_The task_:
Make an exact copy of all the entries below, with the pictures left out.

_Input records_:
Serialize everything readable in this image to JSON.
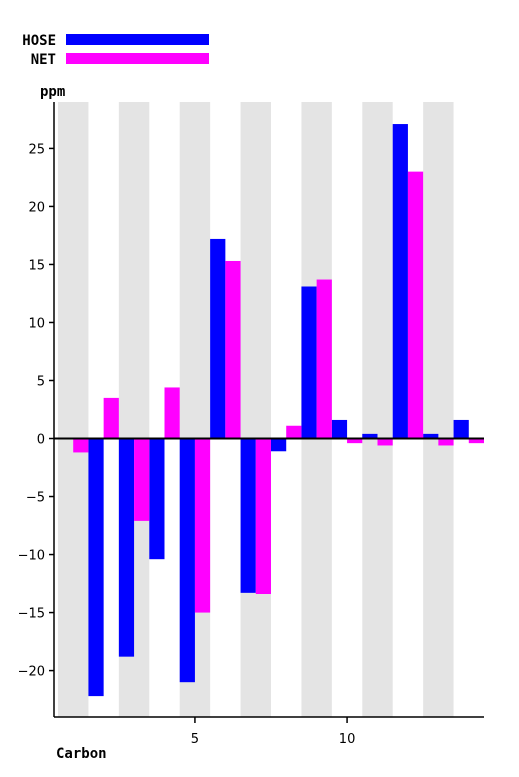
{
  "chart_data": {
    "type": "bar",
    "xlabel": "Carbon",
    "ylabel": "ppm",
    "ylim": [
      -24,
      29
    ],
    "xlim": [
      0.5,
      14.5
    ],
    "x": [
      1,
      2,
      3,
      4,
      5,
      6,
      7,
      8,
      9,
      10,
      11,
      12,
      13,
      14
    ],
    "xticks": [
      "5",
      "10"
    ],
    "xtick_values": [
      5,
      10
    ],
    "yticks": [
      -20,
      -15,
      -10,
      -5,
      0,
      5,
      10,
      15,
      20,
      25
    ],
    "ytick_labels": [
      "−20",
      "−15",
      "−10",
      "−5",
      "0",
      "5",
      "10",
      "15",
      "20",
      "25"
    ],
    "shaded_columns": [
      1,
      3,
      5,
      7,
      9,
      11,
      13
    ],
    "legend": "top-left",
    "series": [
      {
        "name": "HOSE",
        "color": "#0000ff",
        "values": [
          0,
          -22.2,
          -18.8,
          -10.4,
          -21.0,
          17.2,
          -13.3,
          -1.1,
          13.1,
          1.6,
          0.4,
          27.1,
          0.4,
          1.6
        ]
      },
      {
        "name": "NET",
        "color": "#ff00ff",
        "values": [
          -1.2,
          3.5,
          -7.1,
          4.4,
          -15.0,
          15.3,
          -13.4,
          1.1,
          13.7,
          -0.4,
          -0.6,
          23.0,
          -0.6,
          -0.4
        ]
      }
    ]
  }
}
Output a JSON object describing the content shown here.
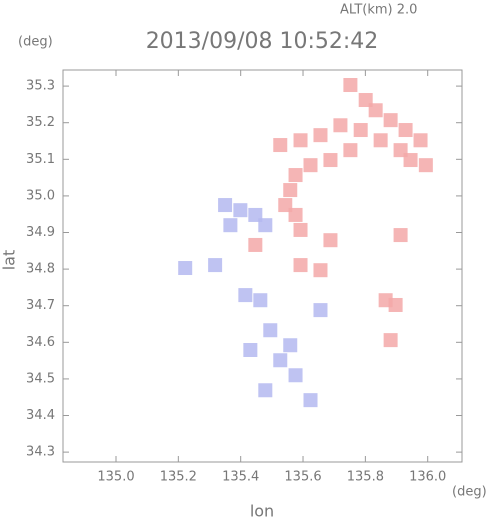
{
  "chart_data": {
    "type": "scatter",
    "title": "2013/09/08 10:52:42",
    "annotation": "ALT(km) 2.0",
    "y_unit": "(deg)",
    "x_unit": "(deg)",
    "xlabel": "lon",
    "ylabel": "lat",
    "xlim": [
      134.83,
      136.11
    ],
    "ylim": [
      34.273,
      35.344
    ],
    "xticks": [
      {
        "value": 135.0,
        "label": "135.0"
      },
      135.2,
      135.4,
      135.6,
      135.8,
      {
        "value": 136.0,
        "label": "136.0"
      }
    ],
    "yticks": [
      34.3,
      34.4,
      34.5,
      34.6,
      34.7,
      34.8,
      34.9,
      {
        "value": 35.0,
        "label": "35.0"
      },
      35.1,
      35.2,
      35.3
    ],
    "series": [
      {
        "color": "#f3a8a8",
        "x": [
          135.752,
          135.801,
          135.833,
          135.881,
          135.929,
          135.977,
          135.913,
          135.849,
          135.785,
          135.72,
          135.656,
          135.592,
          135.527,
          135.752,
          135.688,
          135.624,
          135.576,
          135.559,
          135.543,
          135.576,
          135.592,
          135.945,
          135.994,
          135.592,
          135.656,
          135.865,
          135.897,
          135.881,
          135.447,
          135.688,
          135.913
        ],
        "values": [
          35.303,
          35.262,
          35.234,
          35.207,
          35.18,
          35.152,
          35.125,
          35.152,
          35.18,
          35.193,
          35.166,
          35.152,
          35.139,
          35.125,
          35.098,
          35.084,
          35.057,
          35.016,
          34.975,
          34.948,
          34.907,
          35.098,
          35.084,
          34.811,
          34.797,
          34.715,
          34.702,
          34.606,
          34.866,
          34.879,
          34.893
        ]
      },
      {
        "color": "#b4b8f0",
        "x": [
          135.35,
          135.399,
          135.447,
          135.479,
          135.367,
          135.318,
          135.222,
          135.415,
          135.463,
          135.495,
          135.559,
          135.527,
          135.576,
          135.624,
          135.431,
          135.479,
          135.656
        ],
        "values": [
          34.975,
          34.961,
          34.948,
          34.92,
          34.92,
          34.811,
          34.803,
          34.729,
          34.715,
          34.633,
          34.592,
          34.551,
          34.51,
          34.442,
          34.579,
          34.469,
          34.688
        ]
      }
    ]
  }
}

_Correct answer_:
Serialize everything readable in this image to JSON.
{
  "chart_data": {
    "type": "bar",
    "xlabel": "Carbon",
    "ylabel": "ppm",
    "ylim": [
      -24,
      29
    ],
    "xlim": [
      0.5,
      14.5
    ],
    "x": [
      1,
      2,
      3,
      4,
      5,
      6,
      7,
      8,
      9,
      10,
      11,
      12,
      13,
      14
    ],
    "xticks": [
      "5",
      "10"
    ],
    "xtick_values": [
      5,
      10
    ],
    "yticks": [
      -20,
      -15,
      -10,
      -5,
      0,
      5,
      10,
      15,
      20,
      25
    ],
    "ytick_labels": [
      "−20",
      "−15",
      "−10",
      "−5",
      "0",
      "5",
      "10",
      "15",
      "20",
      "25"
    ],
    "shaded_columns": [
      1,
      3,
      5,
      7,
      9,
      11,
      13
    ],
    "legend": "top-left",
    "series": [
      {
        "name": "HOSE",
        "color": "#0000ff",
        "values": [
          0,
          -22.2,
          -18.8,
          -10.4,
          -21.0,
          17.2,
          -13.3,
          -1.1,
          13.1,
          1.6,
          0.4,
          27.1,
          0.4,
          1.6
        ]
      },
      {
        "name": "NET",
        "color": "#ff00ff",
        "values": [
          -1.2,
          3.5,
          -7.1,
          4.4,
          -15.0,
          15.3,
          -13.4,
          1.1,
          13.7,
          -0.4,
          -0.6,
          23.0,
          -0.6,
          -0.4
        ]
      }
    ]
  }
}
Output a JSON object describing the content shown here.
{
  "chart_data": {
    "type": "scatter",
    "title": "2013/09/08 10:52:42",
    "annotation": "ALT(km) 2.0",
    "y_unit": "(deg)",
    "x_unit": "(deg)",
    "xlabel": "lon",
    "ylabel": "lat",
    "xlim": [
      134.83,
      136.11
    ],
    "ylim": [
      34.273,
      35.344
    ],
    "xticks": [
      {
        "value": 135.0,
        "label": "135.0"
      },
      135.2,
      135.4,
      135.6,
      135.8,
      {
        "value": 136.0,
        "label": "136.0"
      }
    ],
    "yticks": [
      34.3,
      34.4,
      34.5,
      34.6,
      34.7,
      34.8,
      34.9,
      {
        "value": 35.0,
        "label": "35.0"
      },
      35.1,
      35.2,
      35.3
    ],
    "series": [
      {
        "color": "#f3a8a8",
        "x": [
          135.752,
          135.801,
          135.833,
          135.881,
          135.929,
          135.977,
          135.913,
          135.849,
          135.785,
          135.72,
          135.656,
          135.592,
          135.527,
          135.752,
          135.688,
          135.624,
          135.576,
          135.559,
          135.543,
          135.576,
          135.592,
          135.945,
          135.994,
          135.592,
          135.656,
          135.865,
          135.897,
          135.881,
          135.447,
          135.688,
          135.913
        ],
        "values": [
          35.303,
          35.262,
          35.234,
          35.207,
          35.18,
          35.152,
          35.125,
          35.152,
          35.18,
          35.193,
          35.166,
          35.152,
          35.139,
          35.125,
          35.098,
          35.084,
          35.057,
          35.016,
          34.975,
          34.948,
          34.907,
          35.098,
          35.084,
          34.811,
          34.797,
          34.715,
          34.702,
          34.606,
          34.866,
          34.879,
          34.893
        ]
      },
      {
        "color": "#b4b8f0",
        "x": [
          135.35,
          135.399,
          135.447,
          135.479,
          135.367,
          135.318,
          135.222,
          135.415,
          135.463,
          135.495,
          135.559,
          135.527,
          135.576,
          135.624,
          135.431,
          135.479,
          135.656
        ],
        "values": [
          34.975,
          34.961,
          34.948,
          34.92,
          34.92,
          34.811,
          34.803,
          34.729,
          34.715,
          34.633,
          34.592,
          34.551,
          34.51,
          34.442,
          34.579,
          34.469,
          34.688
        ]
      }
    ]
  }
}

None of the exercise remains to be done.